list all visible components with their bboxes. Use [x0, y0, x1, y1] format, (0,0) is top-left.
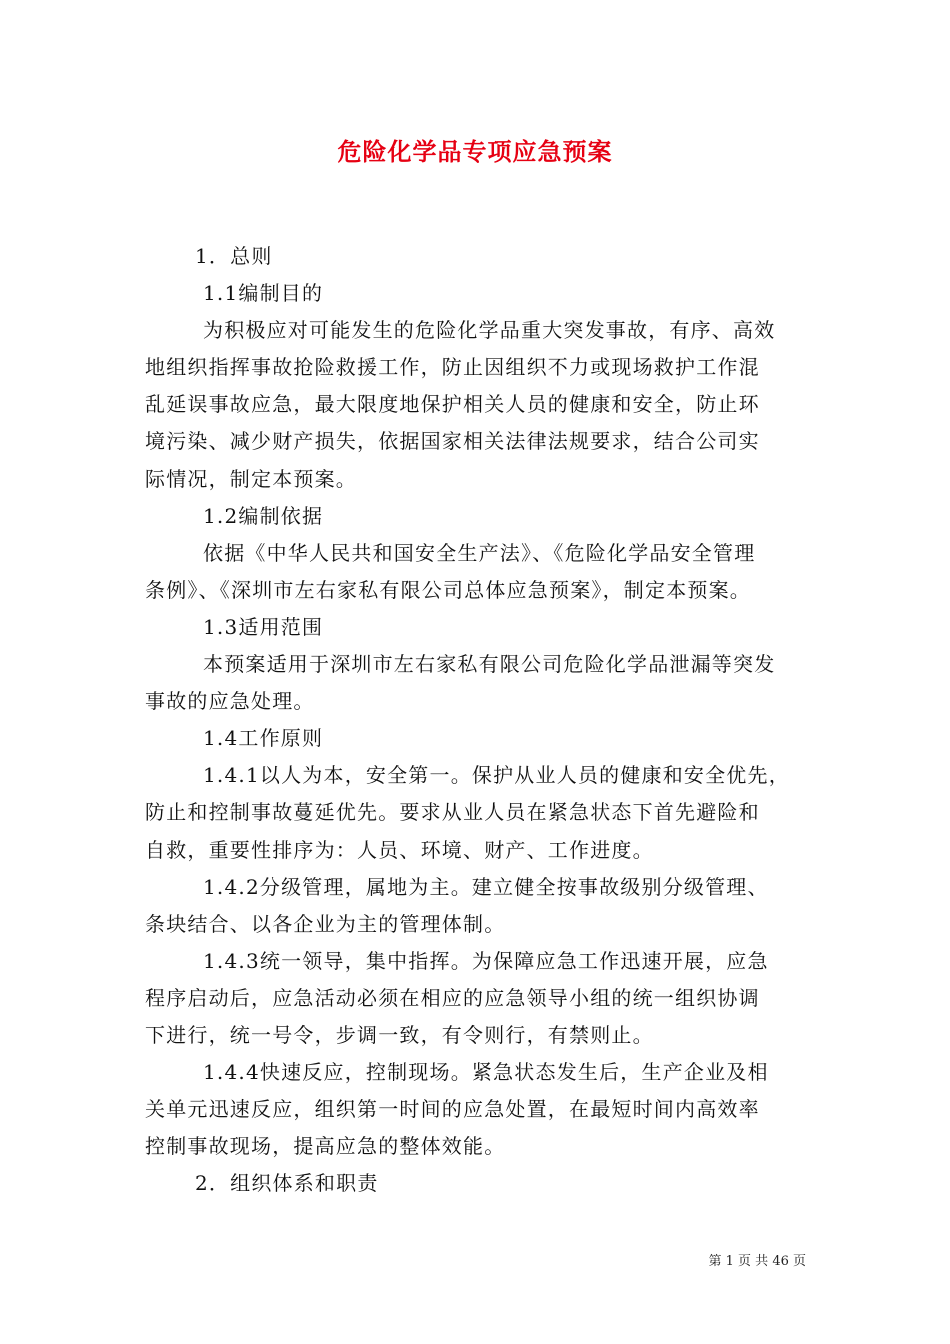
- text-line: 1.4工作原则: [203, 726, 324, 751]
- text-line: 本预案适用于深圳市左右家私有限公司危险化学品泄漏等突发: [203, 652, 776, 677]
- text-line: 条块结合、以各企业为主的管理体制。: [145, 911, 506, 936]
- text-line: 境污染、减少财产损失，依据国家相关法律法规要求，结合公司实: [145, 429, 760, 454]
- text-line: 1.2编制依据: [203, 503, 324, 528]
- text-line: 1.4.1以人为本，安全第一。保护从业人员的健康和安全优先，: [203, 763, 790, 788]
- text-line: 条例》、《深圳市左右家私有限公司总体应急预案》，制定本预案。: [145, 577, 751, 602]
- document-title: 危险化学品专项应急预案: [337, 137, 613, 166]
- text-line: 1．总则: [195, 244, 273, 268]
- text-line: 际情况，制定本预案。: [145, 466, 357, 491]
- text-line: 乱延误事故应急，最大限度地保护相关人员的健康和安全，防止环: [145, 392, 760, 417]
- text-line: 为积极应对可能发生的危险化学品重大突发事故，有序、高效: [203, 318, 776, 343]
- page-footer: 第 1 页 共 46 页: [708, 1254, 806, 1269]
- text-line: 防止和控制事故蔓延优先。要求从业人员在紧急状态下首先避险和: [145, 800, 760, 825]
- text-line: 1.3适用范围: [203, 614, 324, 639]
- text-line: 1.1编制目的: [203, 281, 324, 306]
- text-line: 1.4.2分级管理，属地为主。建立健全按事故级别分级管理、: [203, 874, 769, 899]
- text-line: 2．组织体系和职责: [195, 1171, 379, 1196]
- text-line: 控制事故现场，提高应急的整体效能。: [145, 1134, 506, 1159]
- text-line: 事故的应急处理。: [145, 689, 315, 714]
- text-line: 1.4.3统一领导，集中指挥。为保障应急工作迅速开展，应急: [203, 948, 769, 973]
- text-line: 依据《中华人民共和国安全生产法》、《危险化学品安全管理: [203, 540, 756, 565]
- document-body: [145, 238, 810, 1202]
- text-line: 关单元迅速反应，组织第一时间的应急处置，在最短时间内高效率: [145, 1097, 760, 1122]
- text-line: 程序启动后，应急活动必须在相应的应急领导小组的统一组织协调: [145, 985, 760, 1010]
- text-line: 地组织指挥事故抢险救援工作，防止因组织不力或现场救护工作混: [145, 355, 760, 380]
- text-line: 下进行，统一号令，步调一致，有令则行，有禁则止。: [145, 1022, 654, 1047]
- text-line: 1.4.4快速反应，控制现场。紧急状态发生后，生产企业及相: [203, 1060, 769, 1085]
- text-line: 自救，重要性排序为：人员、环境、财产、工作进度。: [145, 837, 654, 862]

——

What the task asks - Return every line of the data above verbatim and in the same order, leaving out the picture.

Complete output -
list all visible components with their bboxes. Use [x0, y0, x1, y1] format, (0,0) is top-left.
- text-line: 1.4工作原则: [203, 726, 324, 751]
- text-line: 本预案适用于深圳市左右家私有限公司危险化学品泄漏等突发: [203, 652, 776, 677]
- text-line: 条块结合、以各企业为主的管理体制。: [145, 911, 506, 936]
- text-line: 境污染、减少财产损失，依据国家相关法律法规要求，结合公司实: [145, 429, 760, 454]
- text-line: 1.2编制依据: [203, 503, 324, 528]
- text-line: 1.4.1以人为本，安全第一。保护从业人员的健康和安全优先，: [203, 763, 790, 788]
- text-line: 条例》、《深圳市左右家私有限公司总体应急预案》，制定本预案。: [145, 577, 751, 602]
- document-title: 危险化学品专项应急预案: [337, 137, 613, 166]
- text-line: 1．总则: [195, 244, 273, 268]
- text-line: 际情况，制定本预案。: [145, 466, 357, 491]
- text-line: 乱延误事故应急，最大限度地保护相关人员的健康和安全，防止环: [145, 392, 760, 417]
- text-line: 为积极应对可能发生的危险化学品重大突发事故，有序、高效: [203, 318, 776, 343]
- page-footer: 第 1 页 共 46 页: [708, 1254, 806, 1269]
- text-line: 防止和控制事故蔓延优先。要求从业人员在紧急状态下首先避险和: [145, 800, 760, 825]
- text-line: 1.3适用范围: [203, 614, 324, 639]
- text-line: 1.1编制目的: [203, 281, 324, 306]
- text-line: 1.4.2分级管理，属地为主。建立健全按事故级别分级管理、: [203, 874, 769, 899]
- text-line: 2．组织体系和职责: [195, 1171, 379, 1196]
- text-line: 控制事故现场，提高应急的整体效能。: [145, 1134, 506, 1159]
- text-line: 事故的应急处理。: [145, 689, 315, 714]
- text-line: 1.4.3统一领导，集中指挥。为保障应急工作迅速开展，应急: [203, 948, 769, 973]
- text-line: 依据《中华人民共和国安全生产法》、《危险化学品安全管理: [203, 540, 756, 565]
- document-body: [145, 238, 810, 1202]
- text-line: 关单元迅速反应，组织第一时间的应急处置，在最短时间内高效率: [145, 1097, 760, 1122]
- text-line: 程序启动后，应急活动必须在相应的应急领导小组的统一组织协调: [145, 985, 760, 1010]
- text-line: 地组织指挥事故抢险救援工作，防止因组织不力或现场救护工作混: [145, 355, 760, 380]
- text-line: 下进行，统一号令，步调一致，有令则行，有禁则止。: [145, 1022, 654, 1047]
- text-line: 1.4.4快速反应，控制现场。紧急状态发生后，生产企业及相: [203, 1060, 769, 1085]
- text-line: 自救，重要性排序为：人员、环境、财产、工作进度。: [145, 837, 654, 862]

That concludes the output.